Begin

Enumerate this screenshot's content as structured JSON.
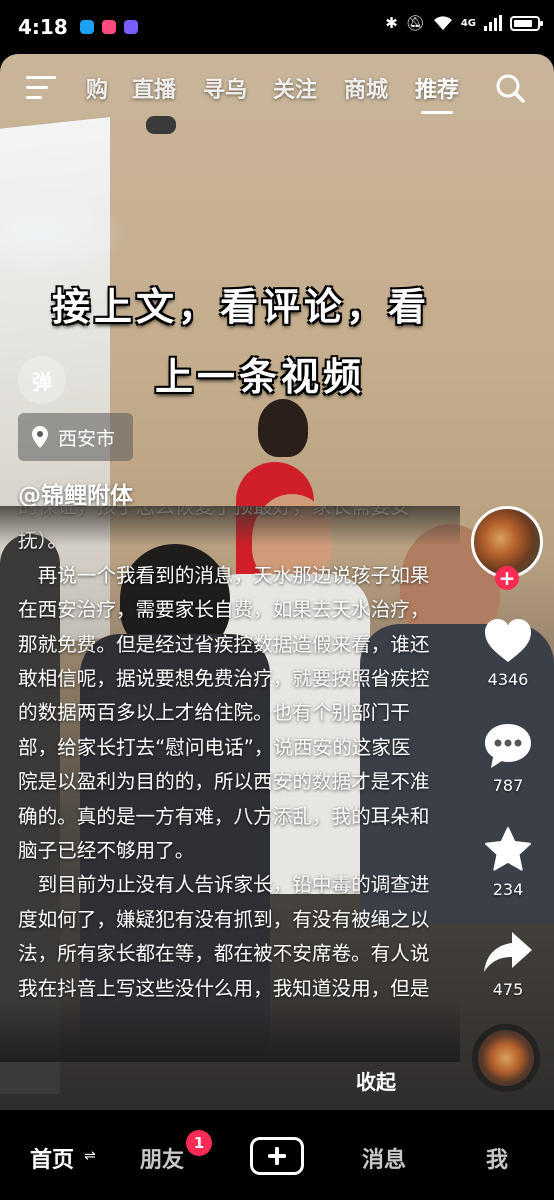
{
  "status_bar": {
    "time": "4:18",
    "network": "4G"
  },
  "top_nav": {
    "tabs": [
      {
        "label": "购",
        "active": false
      },
      {
        "label": "直播",
        "active": false
      },
      {
        "label": "寻乌",
        "active": false
      },
      {
        "label": "关注",
        "active": false
      },
      {
        "label": "商城",
        "active": false
      },
      {
        "label": "推荐",
        "active": true
      }
    ]
  },
  "overlay": {
    "line1": "接上文，看评论，看",
    "line2": "上一条视频"
  },
  "danmu_label": "弹",
  "location": "西安市",
  "author": "@锦鲤附体",
  "description": {
    "first_partial": "的保证，孩子怎么恢复了预最好，家长需要安抚）。",
    "para1": "再说一个我看到的消息，天水那边说孩子如果在西安治疗，需要家长自费，如果去天水治疗，那就免费。但是经过省疾控数据造假来看，谁还敢相信呢，据说要想免费治疗，就要按照省疾控的数据两百多以上才给住院。也有个别部门干部，给家长打去“慰问电话”，说西安的这家医院是以盈利为目的的，所以西安的数据才是不准确的。真的是一方有难，八方添乱，我的耳朵和脑子已经不够用了。",
    "para2": "到目前为止没有人告诉家长，铅中毒的调查进度如何了，嫌疑犯有没有抓到，有没有被绳之以法，所有家长都在等，都在被不安席卷。有人说我在抖音上写这些没什么用，我知道没用，但是"
  },
  "collapse_label": "收起",
  "actions": {
    "likes": "4346",
    "comments": "787",
    "favorites": "234",
    "shares": "475"
  },
  "bottom_nav": {
    "home": "首页",
    "friends": "朋友",
    "friends_badge": "1",
    "messages": "消息",
    "me": "我"
  },
  "colors": {
    "accent": "#fe2c55",
    "background": "#000000"
  }
}
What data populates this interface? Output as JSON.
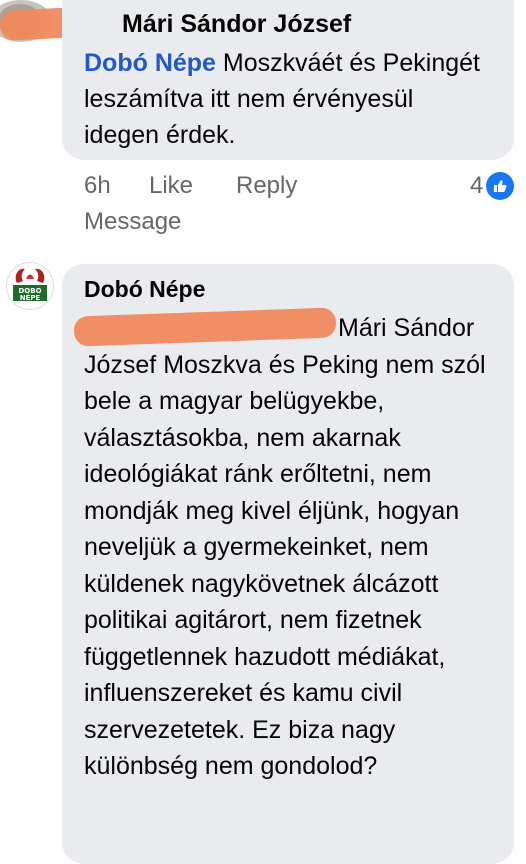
{
  "comment1": {
    "author_name": "Mári Sándor József",
    "mention": "Dobó Népe",
    "text": "Moszkváét és Pekingét leszámítva itt nem érvényesül idegen érdek.",
    "time": "6h",
    "like_label": "Like",
    "reply_label": "Reply",
    "reaction_count": "4",
    "message_label": "Message"
  },
  "comment2": {
    "author_name": "Dobó Népe",
    "avatar_text": "DOBO NÉPE",
    "mention_visible": "Mári Sándor",
    "text": "József Moszkva és Peking nem szól bele a magyar belügyekbe, választásokba, nem akarnak ideológiákat ránk erőltetni, nem mondják meg kivel éljünk, hogyan neveljük a gyermekeinket, nem küldenek nagykövetnek álcázott politikai agitárort, nem fizetnek függetlennek hazudott médiákat, influenszereket és kamu civil szervezetetek. Ez biza nagy különbség nem gondolod?"
  },
  "colors": {
    "bubble": "#e9ebee",
    "mention": "#2258c9",
    "meta": "#65676b",
    "like_blue": "#1877f2",
    "redaction": "#f08a5d"
  }
}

End

# PROMPT:
In the records shown above, how many lines include the word "JSON"? Answer with the number only.

# EXERCISE SOLUTION:
2